(Dataset items)

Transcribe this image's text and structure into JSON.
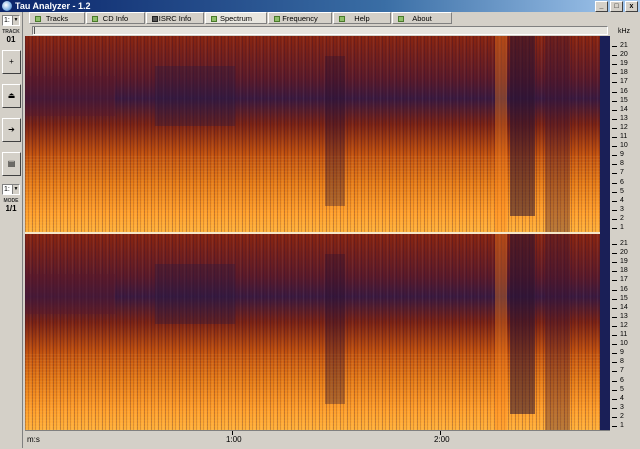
{
  "window": {
    "title": "Tau Analyzer - 1.2"
  },
  "sidebar": {
    "track_combo": "1:",
    "track_label": "TRACK",
    "track_value": "01",
    "mode_combo": "1:",
    "mode_label": "MODE",
    "mode_value": "1/1",
    "buttons": [
      "+",
      "⏏",
      "➔",
      "▤"
    ]
  },
  "tabs": [
    {
      "label": "Tracks",
      "active": false
    },
    {
      "label": "CD Info",
      "active": false
    },
    {
      "label": "ISRC Info",
      "active": false
    },
    {
      "label": "Spectrum",
      "active": true
    },
    {
      "label": "Frequency",
      "active": false
    },
    {
      "label": "Help",
      "active": false
    },
    {
      "label": "About",
      "active": false
    }
  ],
  "frequency_axis": {
    "unit": "kHz",
    "ticks": [
      "21",
      "20",
      "19",
      "18",
      "17",
      "16",
      "15",
      "14",
      "13",
      "12",
      "11",
      "10",
      "9",
      "8",
      "7",
      "6",
      "5",
      "4",
      "3",
      "2",
      "1"
    ]
  },
  "time_axis": {
    "unit": "m:s",
    "ticks": [
      "1:00",
      "2:00"
    ]
  },
  "colors": {
    "spectrum_dark": "#2a1a4a",
    "spectrum_mid": "#a2310f",
    "spectrum_hot": "#ff9a2a",
    "scrollbar": "#1a1f57"
  }
}
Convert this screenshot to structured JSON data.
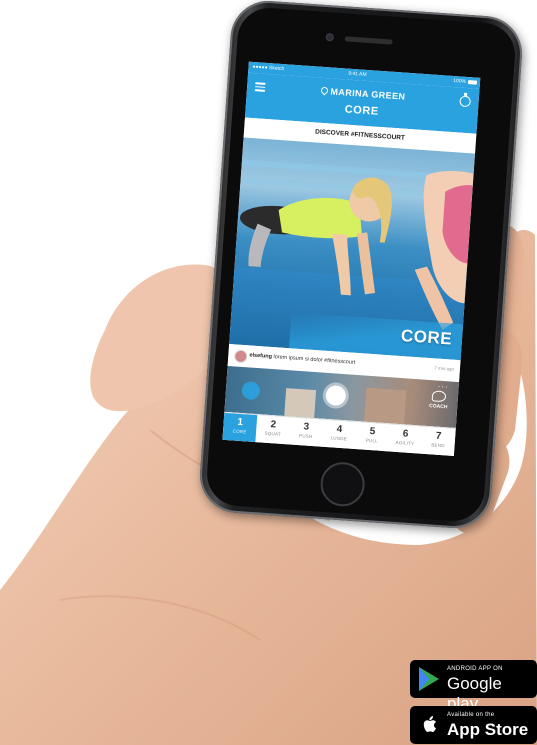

Request: Pictures are not part of the copy; reproduce everything else in the records exactly.

Exercise answer:
Transcribe this image's text and structure into JSON.
{
  "window": {
    "title": "Tau Analyzer - 1.2"
  },
  "sidebar": {
    "track_combo": "1:",
    "track_label": "TRACK",
    "track_value": "01",
    "mode_combo": "1:",
    "mode_label": "MODE",
    "mode_value": "1/1",
    "buttons": [
      "+",
      "⏏",
      "➔",
      "▤"
    ]
  },
  "tabs": [
    {
      "label": "Tracks",
      "active": false
    },
    {
      "label": "CD Info",
      "active": false
    },
    {
      "label": "ISRC Info",
      "active": false
    },
    {
      "label": "Spectrum",
      "active": true
    },
    {
      "label": "Frequency",
      "active": false
    },
    {
      "label": "Help",
      "active": false
    },
    {
      "label": "About",
      "active": false
    }
  ],
  "frequency_axis": {
    "unit": "kHz",
    "ticks": [
      "21",
      "20",
      "19",
      "18",
      "17",
      "16",
      "15",
      "14",
      "13",
      "12",
      "11",
      "10",
      "9",
      "8",
      "7",
      "6",
      "5",
      "4",
      "3",
      "2",
      "1"
    ]
  },
  "time_axis": {
    "unit": "m:s",
    "ticks": [
      "1:00",
      "2:00"
    ]
  },
  "colors": {
    "spectrum_dark": "#2a1a4a",
    "spectrum_mid": "#a2310f",
    "spectrum_hot": "#ff9a2a",
    "scrollbar": "#1a1f57"
  }
}
Convert this screenshot to structured JSON data.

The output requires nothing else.